Description of the task:
In the listing below, find every line containing "Período" and copy it out.

□ □ □

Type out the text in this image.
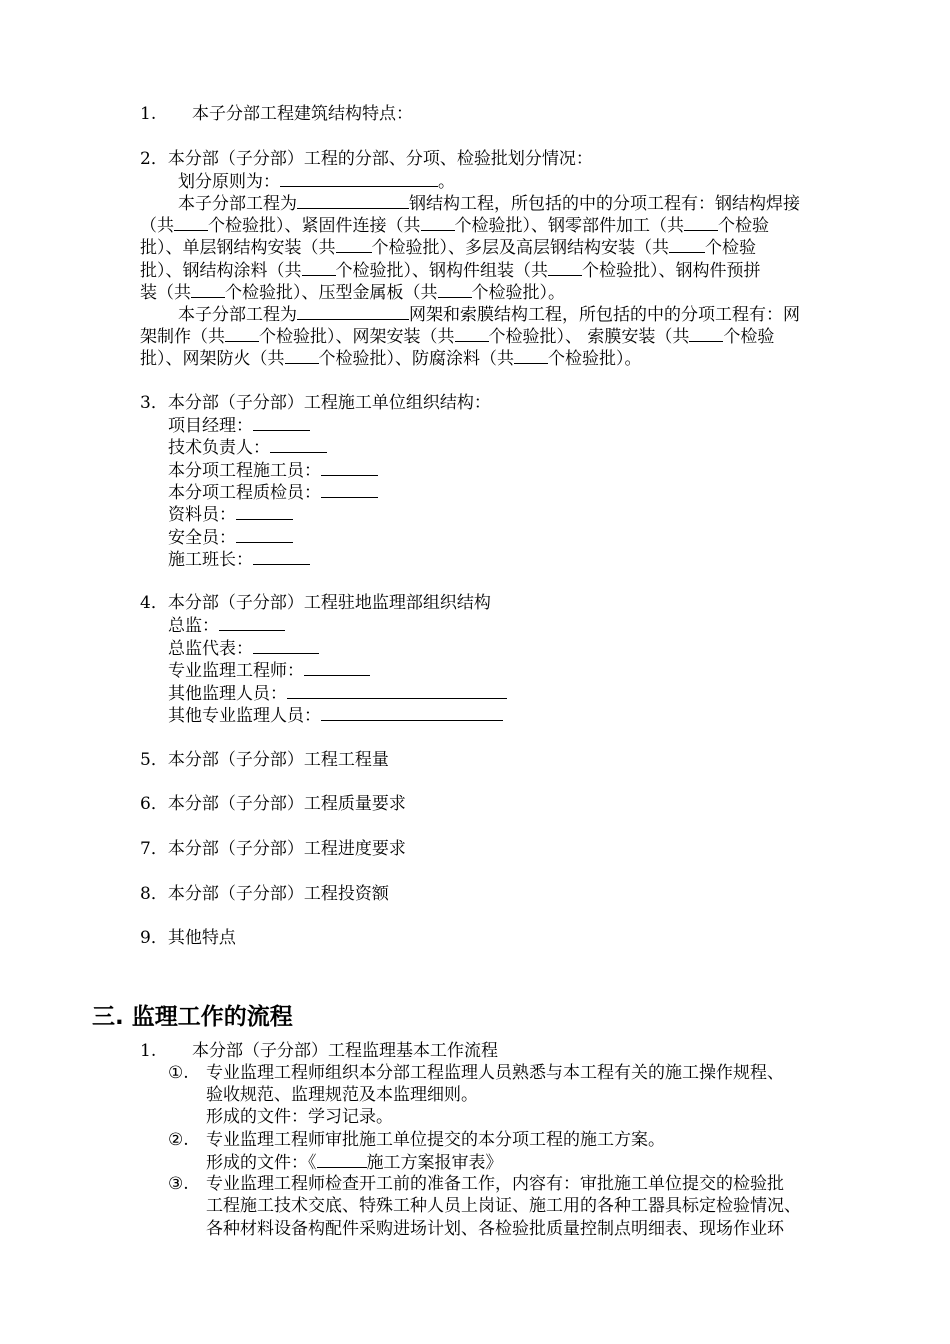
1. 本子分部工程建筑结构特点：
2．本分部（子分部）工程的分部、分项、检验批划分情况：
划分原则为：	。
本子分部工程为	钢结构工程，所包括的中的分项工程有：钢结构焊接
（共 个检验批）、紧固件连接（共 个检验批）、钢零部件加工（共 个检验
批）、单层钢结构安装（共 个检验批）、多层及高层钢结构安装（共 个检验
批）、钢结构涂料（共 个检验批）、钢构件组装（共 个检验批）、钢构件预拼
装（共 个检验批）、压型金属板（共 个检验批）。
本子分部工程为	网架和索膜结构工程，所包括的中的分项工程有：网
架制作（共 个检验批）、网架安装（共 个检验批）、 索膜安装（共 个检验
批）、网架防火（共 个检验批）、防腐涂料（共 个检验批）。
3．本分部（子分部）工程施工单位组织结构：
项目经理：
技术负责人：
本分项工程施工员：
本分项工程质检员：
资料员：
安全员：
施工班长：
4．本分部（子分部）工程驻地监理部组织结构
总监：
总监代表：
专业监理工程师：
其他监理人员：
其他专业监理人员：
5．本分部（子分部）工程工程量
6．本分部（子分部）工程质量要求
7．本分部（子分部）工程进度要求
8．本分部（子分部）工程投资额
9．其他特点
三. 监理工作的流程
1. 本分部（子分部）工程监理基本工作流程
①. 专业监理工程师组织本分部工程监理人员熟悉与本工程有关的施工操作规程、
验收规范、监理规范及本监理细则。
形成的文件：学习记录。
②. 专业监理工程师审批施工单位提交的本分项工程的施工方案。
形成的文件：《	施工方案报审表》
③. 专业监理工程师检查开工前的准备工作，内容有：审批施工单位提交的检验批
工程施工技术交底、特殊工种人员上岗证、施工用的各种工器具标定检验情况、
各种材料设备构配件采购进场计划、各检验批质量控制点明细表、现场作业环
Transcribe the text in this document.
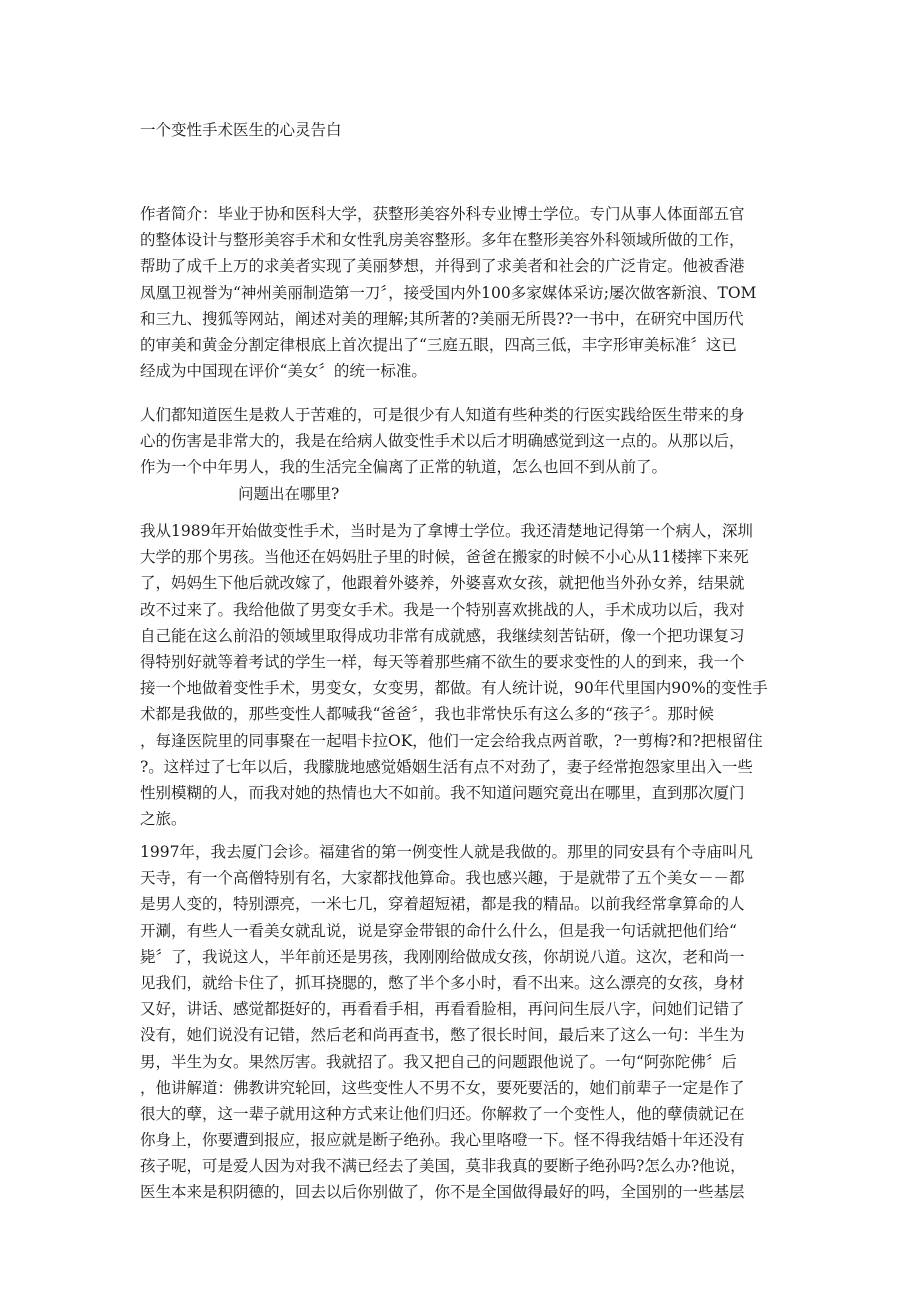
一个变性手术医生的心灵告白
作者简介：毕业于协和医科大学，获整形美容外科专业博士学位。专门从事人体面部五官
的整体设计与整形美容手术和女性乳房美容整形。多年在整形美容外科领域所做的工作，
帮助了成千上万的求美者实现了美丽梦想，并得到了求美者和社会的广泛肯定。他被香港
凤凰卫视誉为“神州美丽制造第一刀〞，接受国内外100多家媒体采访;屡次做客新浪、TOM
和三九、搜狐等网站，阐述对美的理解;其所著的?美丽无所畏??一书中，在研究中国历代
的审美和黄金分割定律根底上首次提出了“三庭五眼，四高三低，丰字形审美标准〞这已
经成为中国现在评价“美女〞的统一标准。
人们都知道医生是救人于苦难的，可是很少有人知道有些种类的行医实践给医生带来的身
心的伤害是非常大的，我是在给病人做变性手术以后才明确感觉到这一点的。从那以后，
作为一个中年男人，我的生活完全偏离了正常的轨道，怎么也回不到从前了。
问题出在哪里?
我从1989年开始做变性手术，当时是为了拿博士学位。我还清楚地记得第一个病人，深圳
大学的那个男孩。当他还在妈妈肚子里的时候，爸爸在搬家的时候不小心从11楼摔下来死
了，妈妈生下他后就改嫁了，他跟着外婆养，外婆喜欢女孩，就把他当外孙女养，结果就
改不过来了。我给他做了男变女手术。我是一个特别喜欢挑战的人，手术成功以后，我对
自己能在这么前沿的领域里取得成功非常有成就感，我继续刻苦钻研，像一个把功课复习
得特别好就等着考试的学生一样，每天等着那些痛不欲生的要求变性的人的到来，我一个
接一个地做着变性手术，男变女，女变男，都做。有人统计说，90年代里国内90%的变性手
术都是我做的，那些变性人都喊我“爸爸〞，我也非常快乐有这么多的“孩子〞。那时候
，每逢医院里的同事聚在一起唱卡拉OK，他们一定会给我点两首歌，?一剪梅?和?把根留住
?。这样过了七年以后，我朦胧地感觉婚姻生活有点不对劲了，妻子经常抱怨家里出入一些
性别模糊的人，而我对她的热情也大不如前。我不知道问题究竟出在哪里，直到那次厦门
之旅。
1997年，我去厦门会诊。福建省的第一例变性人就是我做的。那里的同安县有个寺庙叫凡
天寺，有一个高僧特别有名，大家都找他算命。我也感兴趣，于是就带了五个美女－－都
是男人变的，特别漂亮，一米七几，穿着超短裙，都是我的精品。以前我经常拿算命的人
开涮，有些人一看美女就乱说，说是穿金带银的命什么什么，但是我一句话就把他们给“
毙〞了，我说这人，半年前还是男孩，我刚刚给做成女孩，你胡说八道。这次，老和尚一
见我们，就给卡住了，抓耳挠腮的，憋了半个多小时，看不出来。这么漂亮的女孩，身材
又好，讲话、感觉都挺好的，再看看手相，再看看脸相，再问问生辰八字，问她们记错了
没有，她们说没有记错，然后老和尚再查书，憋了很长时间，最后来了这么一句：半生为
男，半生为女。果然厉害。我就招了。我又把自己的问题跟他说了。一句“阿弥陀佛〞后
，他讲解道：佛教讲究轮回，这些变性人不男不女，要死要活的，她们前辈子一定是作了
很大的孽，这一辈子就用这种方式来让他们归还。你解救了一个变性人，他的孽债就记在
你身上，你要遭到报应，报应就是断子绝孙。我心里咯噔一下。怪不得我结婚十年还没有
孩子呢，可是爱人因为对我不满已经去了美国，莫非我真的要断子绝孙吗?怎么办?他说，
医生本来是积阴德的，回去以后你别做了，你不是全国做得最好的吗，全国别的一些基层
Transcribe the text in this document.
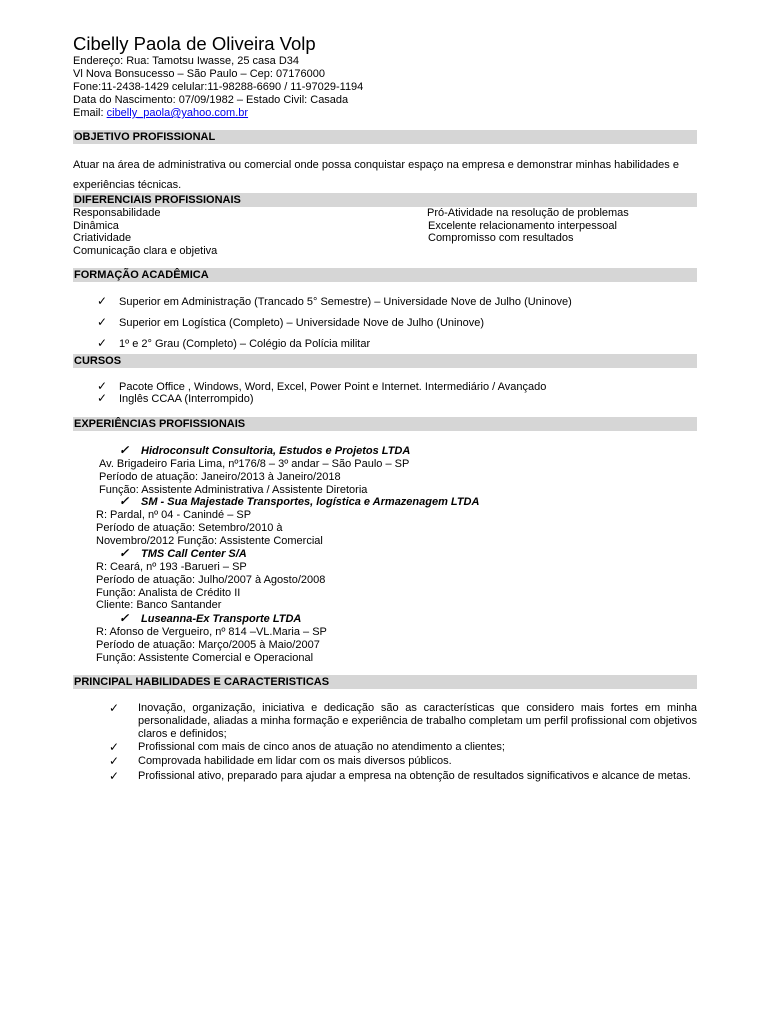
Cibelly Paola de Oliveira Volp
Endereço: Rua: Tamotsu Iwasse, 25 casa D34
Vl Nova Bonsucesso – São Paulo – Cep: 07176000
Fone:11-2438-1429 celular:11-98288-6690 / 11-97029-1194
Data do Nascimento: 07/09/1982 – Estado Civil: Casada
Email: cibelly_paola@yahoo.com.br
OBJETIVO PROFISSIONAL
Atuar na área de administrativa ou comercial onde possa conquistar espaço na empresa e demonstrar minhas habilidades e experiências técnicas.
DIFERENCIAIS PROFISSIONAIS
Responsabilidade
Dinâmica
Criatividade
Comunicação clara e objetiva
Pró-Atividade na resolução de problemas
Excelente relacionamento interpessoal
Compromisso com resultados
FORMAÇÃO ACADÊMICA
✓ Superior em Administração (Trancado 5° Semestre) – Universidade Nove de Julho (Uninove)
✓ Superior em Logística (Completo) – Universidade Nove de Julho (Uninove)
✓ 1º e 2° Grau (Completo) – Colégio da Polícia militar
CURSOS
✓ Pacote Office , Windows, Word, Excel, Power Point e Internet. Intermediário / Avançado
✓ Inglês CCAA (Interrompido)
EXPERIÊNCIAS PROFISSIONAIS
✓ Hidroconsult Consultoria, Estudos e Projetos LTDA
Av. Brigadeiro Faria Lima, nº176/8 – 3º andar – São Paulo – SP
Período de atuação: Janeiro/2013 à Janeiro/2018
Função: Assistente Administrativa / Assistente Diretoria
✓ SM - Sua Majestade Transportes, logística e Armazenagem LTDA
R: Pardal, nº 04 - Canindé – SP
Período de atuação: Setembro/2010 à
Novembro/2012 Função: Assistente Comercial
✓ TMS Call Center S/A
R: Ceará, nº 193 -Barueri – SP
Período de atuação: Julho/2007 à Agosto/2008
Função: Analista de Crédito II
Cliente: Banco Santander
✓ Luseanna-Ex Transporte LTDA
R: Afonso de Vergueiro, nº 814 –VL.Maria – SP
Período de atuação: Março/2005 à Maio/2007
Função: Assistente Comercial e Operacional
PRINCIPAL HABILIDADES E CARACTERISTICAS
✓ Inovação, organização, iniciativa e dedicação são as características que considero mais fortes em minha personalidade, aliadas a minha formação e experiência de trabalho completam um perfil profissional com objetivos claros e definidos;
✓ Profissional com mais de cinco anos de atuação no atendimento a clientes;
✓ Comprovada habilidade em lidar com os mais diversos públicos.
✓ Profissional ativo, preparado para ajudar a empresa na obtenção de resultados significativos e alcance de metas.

□ □ □

Written solution:
Período de atuação: Janeiro/2013 à Janeiro/2018
Período de atuação: Setembro/2010 à
Período de atuação: Julho/2007 à Agosto/2008
Período de atuação: Março/2005 à Maio/2007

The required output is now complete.